◆ Description of the task
Find the string "values" in the records. Copy every line it appears in.

----- Dataset excerpts -----

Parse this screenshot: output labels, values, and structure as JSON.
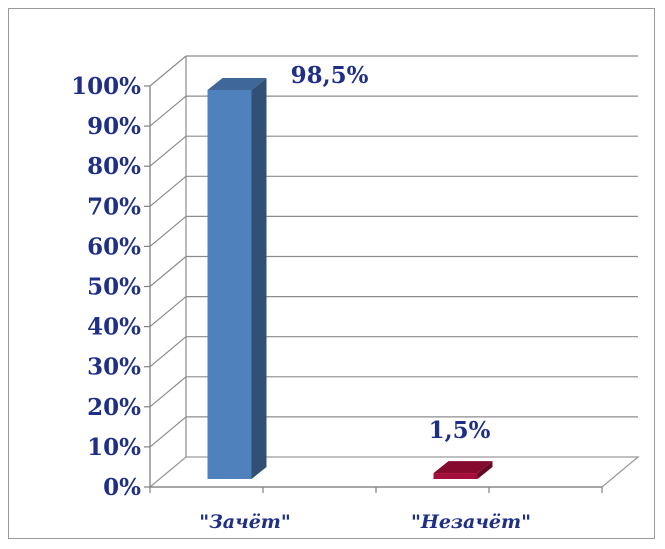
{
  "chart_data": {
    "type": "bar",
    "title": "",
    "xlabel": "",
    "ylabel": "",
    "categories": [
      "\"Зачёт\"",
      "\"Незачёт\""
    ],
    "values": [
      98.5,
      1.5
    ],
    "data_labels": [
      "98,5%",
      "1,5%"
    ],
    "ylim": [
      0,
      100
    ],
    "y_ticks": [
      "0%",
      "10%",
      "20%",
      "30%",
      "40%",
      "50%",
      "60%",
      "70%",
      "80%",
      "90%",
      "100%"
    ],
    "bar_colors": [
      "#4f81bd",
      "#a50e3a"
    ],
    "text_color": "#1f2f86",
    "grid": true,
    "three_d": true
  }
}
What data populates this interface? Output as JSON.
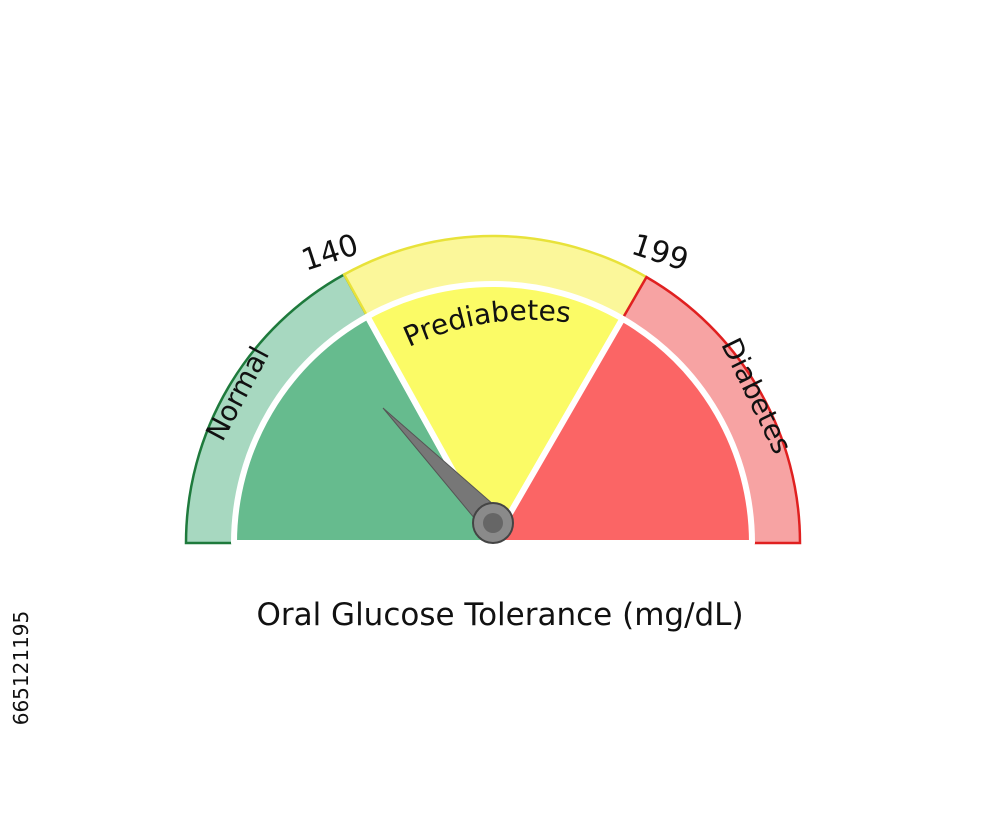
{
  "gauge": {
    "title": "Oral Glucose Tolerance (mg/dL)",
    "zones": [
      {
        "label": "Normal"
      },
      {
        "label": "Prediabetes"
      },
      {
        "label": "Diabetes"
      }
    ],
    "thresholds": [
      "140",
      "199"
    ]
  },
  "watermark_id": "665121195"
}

-----

◆ The output
Parse this screenshot: output labels, values, and structure as JSON.
    "values": [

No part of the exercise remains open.